Task objective: Transcribe the material in full. Nothing should differ except that the pictures are left out.

Records for this task:
━━━━━━━━━━━━━━━━━━━━

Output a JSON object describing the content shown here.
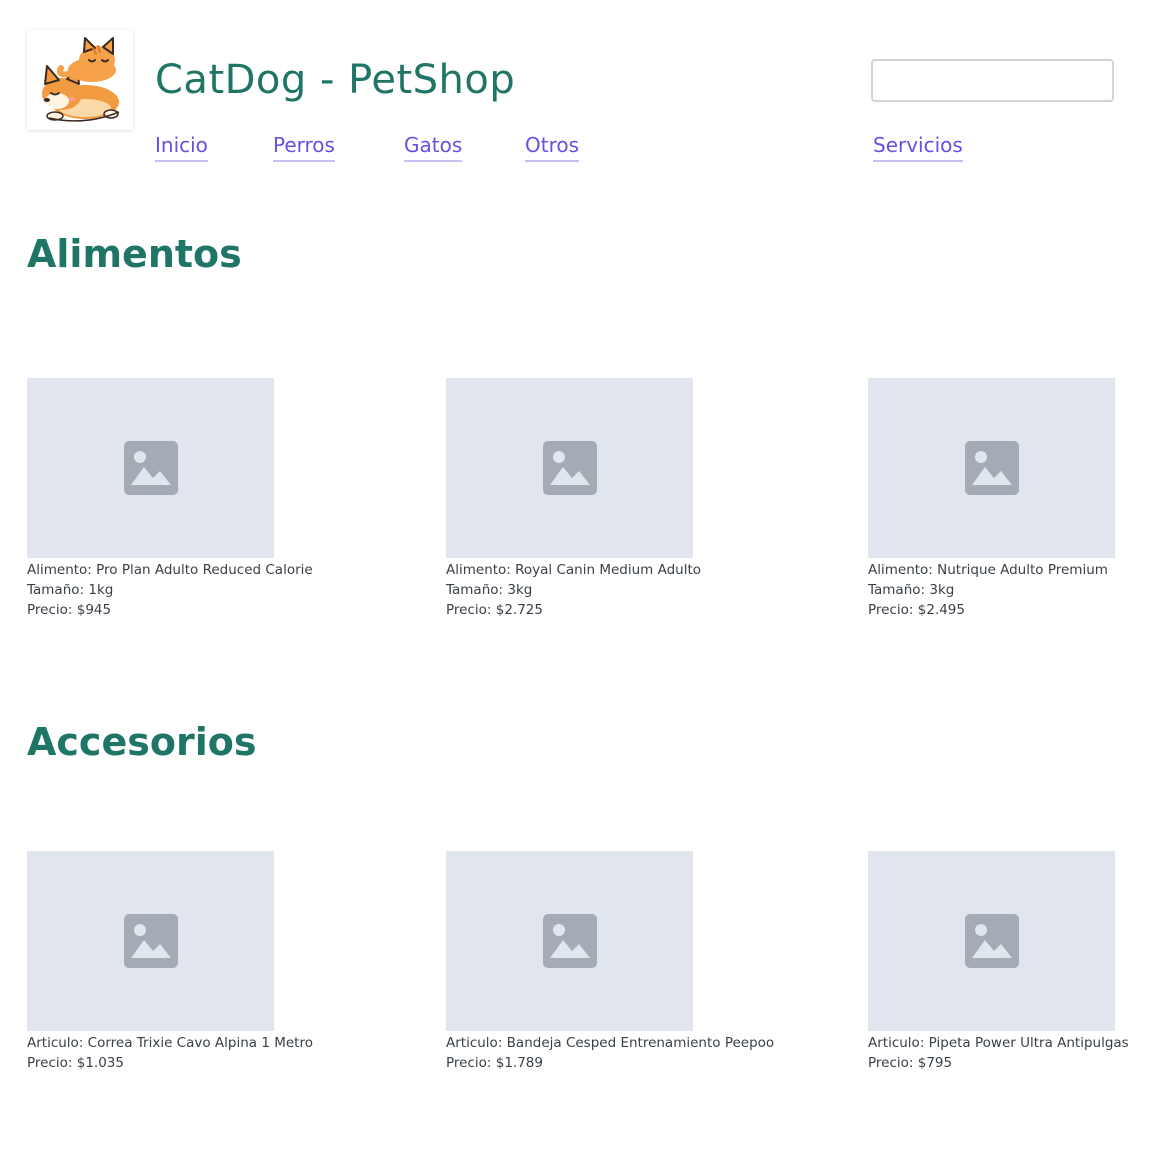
{
  "header": {
    "title": "CatDog - PetShop",
    "logo_icon": "cat-and-dog-sleeping-logo",
    "search": {
      "value": "",
      "placeholder": ""
    }
  },
  "nav": {
    "inicio": "Inicio",
    "perros": "Perros",
    "gatos": "Gatos",
    "otros": "Otros",
    "servicios": "Servicios"
  },
  "sections": [
    {
      "title": "Alimentos",
      "items": [
        {
          "name": "Alimento: Pro Plan Adulto Reduced Calorie",
          "size": "Tamaño: 1kg",
          "price": "Precio: $945"
        },
        {
          "name": "Alimento: Royal Canin Medium Adulto",
          "size": "Tamaño: 3kg",
          "price": "Precio: $2.725"
        },
        {
          "name": "Alimento: Nutrique Adulto Premium",
          "size": "Tamaño: 3kg",
          "price": "Precio: $2.495"
        }
      ]
    },
    {
      "title": "Accesorios",
      "items": [
        {
          "name": "Articulo: Correa Trixie Cavo Alpina 1 Metro",
          "price": "Precio: $1.035"
        },
        {
          "name": "Articulo: Bandeja Cesped Entrenamiento Peepoo",
          "price": "Precio: $1.789"
        },
        {
          "name": "Articulo: Pipeta Power Ultra Antipulgas",
          "price": "Precio: $795"
        }
      ]
    }
  ],
  "icons": {
    "placeholder": "image-placeholder-icon"
  },
  "colors": {
    "title": "#1f7566",
    "link": "#6b4fe0",
    "link_underline": "#c9bff5",
    "placeholder_bg": "#e0e5ee",
    "placeholder_icon": "#a3abb5"
  }
}
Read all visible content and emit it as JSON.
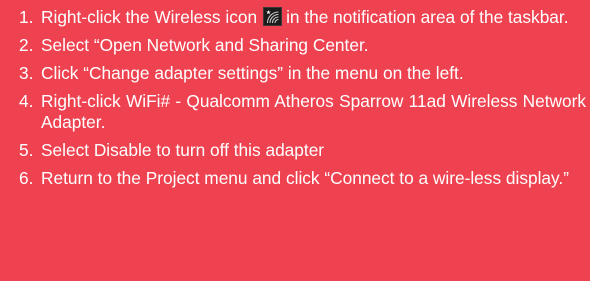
{
  "steps": [
    {
      "number": "1.",
      "text_before_icon": "Right-click the Wireless icon",
      "icon": "wireless-network-icon",
      "text_after_icon": "in the notification area of the taskbar."
    },
    {
      "number": "2.",
      "text": "Select “Open Network and Sharing Center."
    },
    {
      "number": "3.",
      "text": "Click “Change adapter settings” in the menu on the left."
    },
    {
      "number": "4.",
      "text": "Right-click WiFi# - Qualcomm Atheros Sparrow 11ad Wireless Network Adapter."
    },
    {
      "number": "5.",
      "text": "Select Disable to turn off this adapter"
    },
    {
      "number": "6.",
      "text": "Return to the Project menu and click “Connect to a wire-less display.”"
    }
  ],
  "colors": {
    "background": "#ee4250",
    "text": "#ffffff",
    "icon_background": "#1b1b1b"
  }
}
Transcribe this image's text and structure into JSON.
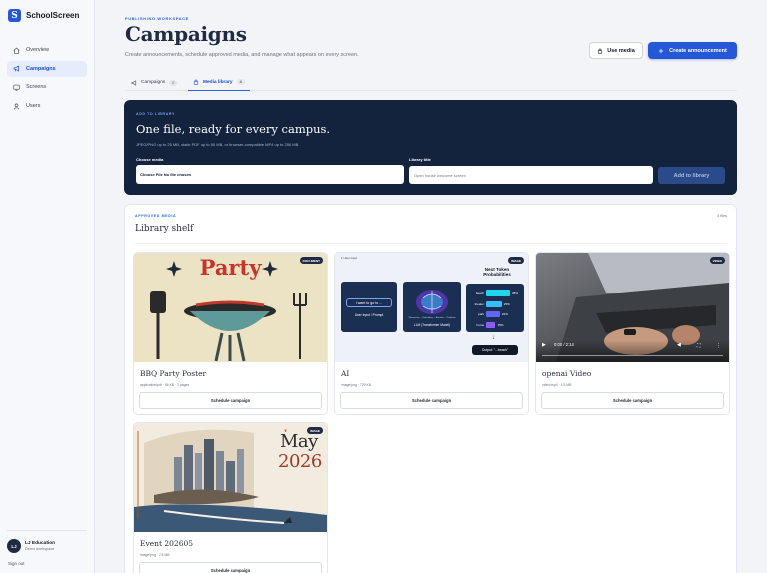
{
  "app": {
    "logo_letter": "S",
    "name": "SchoolScreen"
  },
  "sidebar": {
    "items": [
      {
        "label": "Overview",
        "icon": "home-icon",
        "active": false
      },
      {
        "label": "Campaigns",
        "icon": "megaphone-icon",
        "active": true
      },
      {
        "label": "Screens",
        "icon": "monitor-icon",
        "active": false
      },
      {
        "label": "Users",
        "icon": "user-icon",
        "active": false
      }
    ],
    "user": {
      "initials": "LJ",
      "name": "LJ Education",
      "workspace": "Demo workspace"
    },
    "sign_out": "Sign out"
  },
  "header": {
    "eyebrow": "PUBLISHING WORKSPACE",
    "title": "Campaigns",
    "subtitle": "Create announcements, schedule approved media, and manage what appears on every screen.",
    "use_media_label": "Use media",
    "create_label": "Create announcement"
  },
  "tabs": [
    {
      "label": "Campaigns",
      "count": "0",
      "icon": "megaphone-icon",
      "active": false
    },
    {
      "label": "Media library",
      "count": "4",
      "icon": "lock-icon",
      "active": true
    }
  ],
  "upload": {
    "eyebrow": "ADD TO LIBRARY",
    "title": "One file, ready for every campus.",
    "subtitle": "JPEG/PNG up to 25 MB, static PDF up to 50 MB, or browser-compatible MP4 up to 250 MB.",
    "choose_label": "Choose media",
    "file_text": "Choose File  No file chosen",
    "title_label": "Library title",
    "title_placeholder": "Open house welcome screen",
    "add_label": "Add to library"
  },
  "library": {
    "eyebrow": "APPROVED MEDIA",
    "title": "Library shelf",
    "count": "4 files",
    "schedule_label": "Schedule campaign",
    "items": [
      {
        "title": "BBQ Party Poster",
        "meta": "application/pdf · 56 KB · 1 pages",
        "type": "DOCUMENT",
        "poster_text": "Party"
      },
      {
        "title": "AI",
        "meta": "image/png · 729 KB",
        "type": "IMAGE",
        "diagram": {
          "caption": "1 User input",
          "heading": "Next Token Probabilities",
          "prompt": "I want to go to ...",
          "prompt_label": "User Input / Prompt",
          "model_label": "LLM (Transformer Model)",
          "model_sub": "Tokenization → Embedding → Attention → Prediction",
          "output_label": "Output: \"...beach\"",
          "tokens": [
            {
              "word": "beach",
              "pct": 38
            },
            {
              "word": "theater",
              "pct": 25
            },
            {
              "word": "park",
              "pct": 22
            },
            {
              "word": "home",
              "pct": 15
            }
          ]
        }
      },
      {
        "title": "openai Video",
        "meta": "video/mp4 · 4.5 MB",
        "type": "VIDEO",
        "time": "0:00 / 2:14"
      },
      {
        "title": "Event 202605",
        "meta": "image/png · 2.5 MB",
        "type": "IMAGE",
        "month": "May",
        "year": "2026"
      }
    ]
  },
  "colors": {
    "accent": "#2557d6",
    "dark_card": "#13223d",
    "title": "#1f2a44"
  }
}
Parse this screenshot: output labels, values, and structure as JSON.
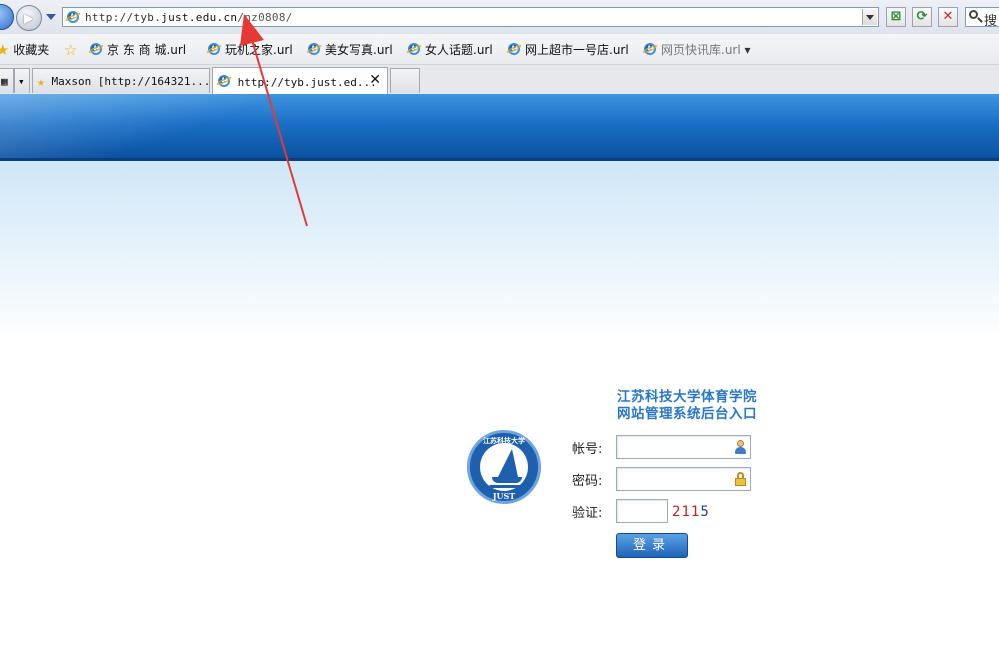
{
  "browser": {
    "address": {
      "scheme_host": "http://tyb.",
      "host": "just.edu.cn",
      "path": "/nz0808/"
    },
    "search_placeholder": "搜",
    "favorites_label": "收藏夹",
    "favorites": [
      {
        "label": "京 东 商 城.url"
      },
      {
        "label": "玩机之家.url"
      },
      {
        "label": "美女写真.url"
      },
      {
        "label": "女人话题.url"
      },
      {
        "label": "网上超市一号店.url"
      },
      {
        "label": "网页快讯库.url"
      }
    ],
    "tabs": [
      {
        "label": "Maxson [http://164321...",
        "active": false
      },
      {
        "label": "http://tyb.just.ed...",
        "active": true
      }
    ]
  },
  "login": {
    "title_line1": "江苏科技大学体育学院",
    "title_line2": "网站管理系统后台入口",
    "logo_text": "JUST",
    "logo_caption": "江苏科技大学",
    "account_label": "帐号:",
    "account_value": "",
    "password_label": "密码:",
    "password_value": "",
    "verify_label": "验证:",
    "verify_value": "",
    "captcha": [
      "2",
      "1",
      "1",
      "5"
    ],
    "captcha_colors": [
      "#c62020",
      "#c62020",
      "#c62020",
      "#1e3fa6"
    ],
    "submit_label": "登录"
  },
  "colors": {
    "banner": "#1a6fc7",
    "title": "#2a77c8",
    "annotation_arrow": "#e53935"
  }
}
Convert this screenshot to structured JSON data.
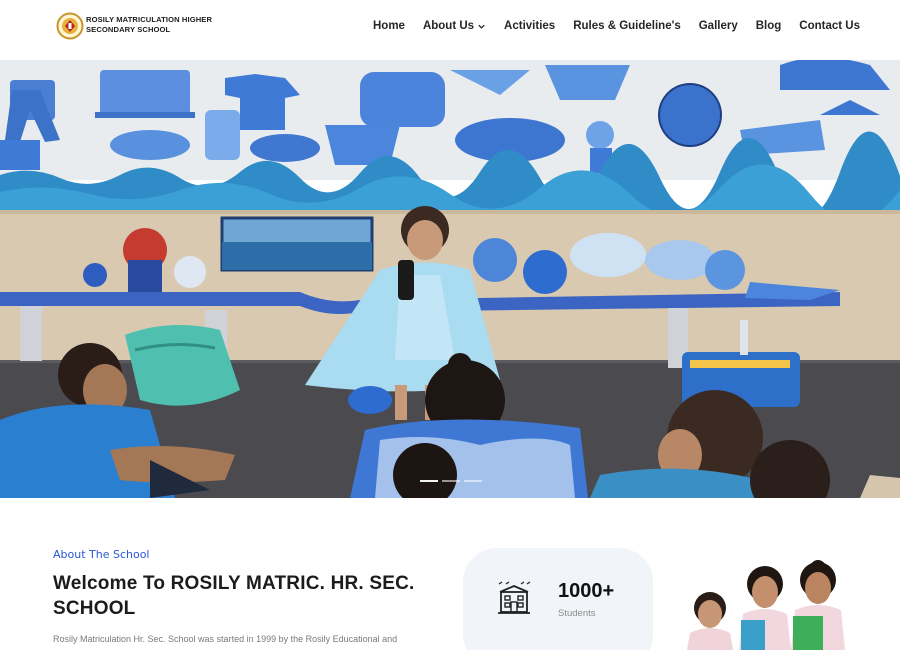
{
  "header": {
    "school_name": "ROSILY MATRICULATION HIGHER SECONDARY SCHOOL",
    "nav": [
      {
        "label": "Home"
      },
      {
        "label": "About Us",
        "has_dropdown": true
      },
      {
        "label": "Activities"
      },
      {
        "label": "Rules & Guideline's"
      },
      {
        "label": "Gallery"
      },
      {
        "label": "Blog"
      },
      {
        "label": "Contact Us"
      }
    ]
  },
  "hero": {
    "slides_count": 3,
    "active_slide": 1
  },
  "about": {
    "eyebrow": "About The School",
    "title": "Welcome To ROSILY MATRIC. HR. SEC. SCHOOL",
    "text": "Rosily Matriculation Hr. Sec. School was started in 1999 by the Rosily Educational and"
  },
  "stats": {
    "value": "1000+",
    "label": "Students",
    "icon": "school-building-icon"
  },
  "colors": {
    "accent": "#2a57d8",
    "stat_card_bg": "#f1f4f8"
  }
}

━━━━━━━━━━━━━━━━━━━━

Solution to this task:
Output a JSON object describing the content shown here.
{
  "header": {
    "title": "CatDog - PetShop",
    "logo_icon": "cat-and-dog-sleeping-logo",
    "search": {
      "value": "",
      "placeholder": ""
    }
  },
  "nav": {
    "inicio": "Inicio",
    "perros": "Perros",
    "gatos": "Gatos",
    "otros": "Otros",
    "servicios": "Servicios"
  },
  "sections": [
    {
      "title": "Alimentos",
      "items": [
        {
          "name": "Alimento: Pro Plan Adulto Reduced Calorie",
          "size": "Tamaño: 1kg",
          "price": "Precio: $945"
        },
        {
          "name": "Alimento: Royal Canin Medium Adulto",
          "size": "Tamaño: 3kg",
          "price": "Precio: $2.725"
        },
        {
          "name": "Alimento: Nutrique Adulto Premium",
          "size": "Tamaño: 3kg",
          "price": "Precio: $2.495"
        }
      ]
    },
    {
      "title": "Accesorios",
      "items": [
        {
          "name": "Articulo: Correa Trixie Cavo Alpina 1 Metro",
          "price": "Precio: $1.035"
        },
        {
          "name": "Articulo: Bandeja Cesped Entrenamiento Peepoo",
          "price": "Precio: $1.789"
        },
        {
          "name": "Articulo: Pipeta Power Ultra Antipulgas",
          "price": "Precio: $795"
        }
      ]
    }
  ],
  "icons": {
    "placeholder": "image-placeholder-icon"
  },
  "colors": {
    "title": "#1f7566",
    "link": "#6b4fe0",
    "link_underline": "#c9bff5",
    "placeholder_bg": "#e0e5ee",
    "placeholder_icon": "#a3abb5"
  }
}
Read all visible content and emit it as JSON.
{
  "steps": [
    {
      "number": "1.",
      "text_before_icon": "Right-click the Wireless icon",
      "icon": "wireless-network-icon",
      "text_after_icon": "in the notification area of the taskbar."
    },
    {
      "number": "2.",
      "text": "Select “Open Network and Sharing Center."
    },
    {
      "number": "3.",
      "text": "Click “Change adapter settings” in the menu on the left."
    },
    {
      "number": "4.",
      "text": "Right-click WiFi# - Qualcomm Atheros Sparrow 11ad Wireless Network Adapter."
    },
    {
      "number": "5.",
      "text": "Select Disable to turn off this adapter"
    },
    {
      "number": "6.",
      "text": "Return to the Project menu and click “Connect to a wire-less display.”"
    }
  ],
  "colors": {
    "background": "#ee4250",
    "text": "#ffffff",
    "icon_background": "#1b1b1b"
  }
}
Transcribe this image's text and structure into JSON.
{
  "app": {
    "logo_letter": "S",
    "name": "SchoolScreen"
  },
  "sidebar": {
    "items": [
      {
        "label": "Overview",
        "icon": "home-icon",
        "active": false
      },
      {
        "label": "Campaigns",
        "icon": "megaphone-icon",
        "active": true
      },
      {
        "label": "Screens",
        "icon": "monitor-icon",
        "active": false
      },
      {
        "label": "Users",
        "icon": "user-icon",
        "active": false
      }
    ],
    "user": {
      "initials": "LJ",
      "name": "LJ Education",
      "workspace": "Demo workspace"
    },
    "sign_out": "Sign out"
  },
  "header": {
    "eyebrow": "PUBLISHING WORKSPACE",
    "title": "Campaigns",
    "subtitle": "Create announcements, schedule approved media, and manage what appears on every screen.",
    "use_media_label": "Use media",
    "create_label": "Create announcement"
  },
  "tabs": [
    {
      "label": "Campaigns",
      "count": "0",
      "icon": "megaphone-icon",
      "active": false
    },
    {
      "label": "Media library",
      "count": "4",
      "icon": "lock-icon",
      "active": true
    }
  ],
  "upload": {
    "eyebrow": "ADD TO LIBRARY",
    "title": "One file, ready for every campus.",
    "subtitle": "JPEG/PNG up to 25 MB, static PDF up to 50 MB, or browser-compatible MP4 up to 250 MB.",
    "choose_label": "Choose media",
    "file_text": "Choose File  No file chosen",
    "title_label": "Library title",
    "title_placeholder": "Open house welcome screen",
    "add_label": "Add to library"
  },
  "library": {
    "eyebrow": "APPROVED MEDIA",
    "title": "Library shelf",
    "count": "4 files",
    "schedule_label": "Schedule campaign",
    "items": [
      {
        "title": "BBQ Party Poster",
        "meta": "application/pdf · 56 KB · 1 pages",
        "type": "DOCUMENT",
        "poster_text": "Party"
      },
      {
        "title": "AI",
        "meta": "image/png · 729 KB",
        "type": "IMAGE",
        "diagram": {
          "caption": "1 User input",
          "heading": "Next Token Probabilities",
          "prompt": "I want to go to ...",
          "prompt_label": "User Input / Prompt",
          "model_label": "LLM (Transformer Model)",
          "model_sub": "Tokenization → Embedding → Attention → Prediction",
          "output_label": "Output: \"...beach\"",
          "tokens": [
            {
              "word": "beach",
              "pct": 38
            },
            {
              "word": "theater",
              "pct": 25
            },
            {
              "word": "park",
              "pct": 22
            },
            {
              "word": "home",
              "pct": 15
            }
          ]
        }
      },
      {
        "title": "openai Video",
        "meta": "video/mp4 · 4.5 MB",
        "type": "VIDEO",
        "time": "0:00 / 2:14"
      },
      {
        "title": "Event 202605",
        "meta": "image/png · 2.5 MB",
        "type": "IMAGE",
        "month": "May",
        "year": "2026"
      }
    ]
  },
  "colors": {
    "accent": "#2557d6",
    "dark_card": "#13223d",
    "title": "#1f2a44"
  }
}
Parse this screenshot: output labels, values, and structure as JSON.
{
  "browser": {
    "address": {
      "scheme_host": "http://tyb.",
      "host": "just.edu.cn",
      "path": "/nz0808/"
    },
    "search_placeholder": "搜",
    "favorites_label": "收藏夹",
    "favorites": [
      {
        "label": "京 东 商 城.url"
      },
      {
        "label": "玩机之家.url"
      },
      {
        "label": "美女写真.url"
      },
      {
        "label": "女人话题.url"
      },
      {
        "label": "网上超市一号店.url"
      },
      {
        "label": "网页快讯库.url"
      }
    ],
    "tabs": [
      {
        "label": "Maxson [http://164321...",
        "active": false
      },
      {
        "label": "http://tyb.just.ed...",
        "active": true
      }
    ]
  },
  "login": {
    "title_line1": "江苏科技大学体育学院",
    "title_line2": "网站管理系统后台入口",
    "logo_text": "JUST",
    "logo_caption": "江苏科技大学",
    "account_label": "帐号:",
    "account_value": "",
    "password_label": "密码:",
    "password_value": "",
    "verify_label": "验证:",
    "verify_value": "",
    "captcha": [
      "2",
      "1",
      "1",
      "5"
    ],
    "captcha_colors": [
      "#c62020",
      "#c62020",
      "#c62020",
      "#1e3fa6"
    ],
    "submit_label": "登录"
  },
  "colors": {
    "banner": "#1a6fc7",
    "title": "#2a77c8",
    "annotation_arrow": "#e53935"
  }
}
Convert this screenshot to structured JSON data.
{
  "header": {
    "school_name": "ROSILY MATRICULATION HIGHER SECONDARY SCHOOL",
    "nav": [
      {
        "label": "Home"
      },
      {
        "label": "About Us",
        "has_dropdown": true
      },
      {
        "label": "Activities"
      },
      {
        "label": "Rules & Guideline's"
      },
      {
        "label": "Gallery"
      },
      {
        "label": "Blog"
      },
      {
        "label": "Contact Us"
      }
    ]
  },
  "hero": {
    "slides_count": 3,
    "active_slide": 1
  },
  "about": {
    "eyebrow": "About The School",
    "title": "Welcome To ROSILY MATRIC. HR. SEC. SCHOOL",
    "text": "Rosily Matriculation Hr. Sec. School was started in 1999 by the Rosily Educational and"
  },
  "stats": {
    "value": "1000+",
    "label": "Students",
    "icon": "school-building-icon"
  },
  "colors": {
    "accent": "#2a57d8",
    "stat_card_bg": "#f1f4f8"
  }
}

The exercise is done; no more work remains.